What the task requires
Reproduce the listing below without any change.

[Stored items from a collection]
begin
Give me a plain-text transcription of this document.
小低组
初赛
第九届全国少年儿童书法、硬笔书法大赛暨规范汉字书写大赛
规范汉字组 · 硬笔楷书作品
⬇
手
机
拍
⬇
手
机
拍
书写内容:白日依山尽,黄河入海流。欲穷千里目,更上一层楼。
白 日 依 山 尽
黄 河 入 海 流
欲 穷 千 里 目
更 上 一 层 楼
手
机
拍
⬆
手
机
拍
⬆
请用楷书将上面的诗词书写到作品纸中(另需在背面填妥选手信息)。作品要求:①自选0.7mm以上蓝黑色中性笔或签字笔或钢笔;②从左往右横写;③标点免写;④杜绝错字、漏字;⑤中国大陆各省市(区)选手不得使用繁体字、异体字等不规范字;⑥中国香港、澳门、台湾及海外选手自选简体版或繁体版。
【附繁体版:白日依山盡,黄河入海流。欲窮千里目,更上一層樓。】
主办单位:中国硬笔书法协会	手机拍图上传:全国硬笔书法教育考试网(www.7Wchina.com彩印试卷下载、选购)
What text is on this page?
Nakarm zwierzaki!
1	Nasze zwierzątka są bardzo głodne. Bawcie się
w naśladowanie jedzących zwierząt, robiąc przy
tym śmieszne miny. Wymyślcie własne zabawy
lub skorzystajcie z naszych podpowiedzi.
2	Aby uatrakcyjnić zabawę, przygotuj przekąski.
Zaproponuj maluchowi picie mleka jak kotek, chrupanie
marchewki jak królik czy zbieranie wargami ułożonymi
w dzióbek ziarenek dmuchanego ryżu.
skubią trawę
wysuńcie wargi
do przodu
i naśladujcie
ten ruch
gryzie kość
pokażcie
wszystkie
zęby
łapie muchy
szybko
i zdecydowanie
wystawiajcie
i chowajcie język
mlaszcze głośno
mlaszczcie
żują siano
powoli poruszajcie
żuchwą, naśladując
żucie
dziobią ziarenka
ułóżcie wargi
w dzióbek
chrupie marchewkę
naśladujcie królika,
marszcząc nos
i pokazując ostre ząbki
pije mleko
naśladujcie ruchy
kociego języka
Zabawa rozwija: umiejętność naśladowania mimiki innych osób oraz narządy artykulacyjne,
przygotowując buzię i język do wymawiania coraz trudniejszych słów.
end
Correct result
Give me a plain-text transcription of this document.
小低组
初赛
第九届全国少年儿童书法、硬笔书法大赛暨规范汉字书写大赛
规范汉字组 · 硬笔楷书作品
⬇
手
机
拍
⬇
手
机
拍
书写内容:白日依山尽,黄河入海流。欲穷千里目,更上一层楼。
白 日 依 山 尽
黄 河 入 海 流
欲 穷 千 里 目
更 上 一 层 楼
手
机
拍
⬆
手
机
拍
⬆
请用楷书将上面的诗词书写到作品纸中(另需在背面填妥选手信息)。作品要求:①自选0.7mm以上蓝黑色中性笔或签字笔或钢笔;②从左往右横写;③标点免写;④杜绝错字、漏字;⑤中国大陆各省市(区)选手不得使用繁体字、异体字等不规范字;⑥中国香港、澳门、台湾及海外选手自选简体版或繁体版。
【附繁体版:白日依山盡,黄河入海流。欲窮千里目,更上一層樓。】
主办单位:中国硬笔书法协会	手机拍图上传:全国硬笔书法教育考试网(www.7Wchina.com彩印试卷下载、选购)
What text is on this page?
Nakarm zwierzaki!
1	Nasze zwierzątka są bardzo głodne. Bawcie się
w naśladowanie jedzących zwierząt, robiąc przy
tym śmieszne miny. Wymyślcie własne zabawy
lub skorzystajcie z naszych podpowiedzi.
2	Aby uatrakcyjnić zabawę, przygotuj przekąski.
Zaproponuj maluchowi picie mleka jak kotek, chrupanie
marchewki jak królik czy zbieranie wargami ułożonymi
w dzióbek ziarenek dmuchanego ryżu.
skubią trawę
wysuńcie wargi
do przodu
i naśladujcie
ten ruch
gryzie kość
pokażcie
wszystkie
zęby
łapie muchy
szybko
i zdecydowanie
wystawiajcie
i chowajcie język
mlaszcze głośno
mlaszczcie
żują siano
powoli poruszajcie
żuchwą, naśladując
żucie
dziobią ziarenka
ułóżcie wargi
w dzióbek
chrupie marchewkę
naśladujcie królika,
marszcząc nos
i pokazując ostre ząbki
pije mleko
naśladujcie ruchy
kociego języka
Zabawa rozwija: umiejętność naśladowania mimiki innych osób oraz narządy artykulacyjne,
przygotowując buzię i język do wymawiania coraz trudniejszych słów.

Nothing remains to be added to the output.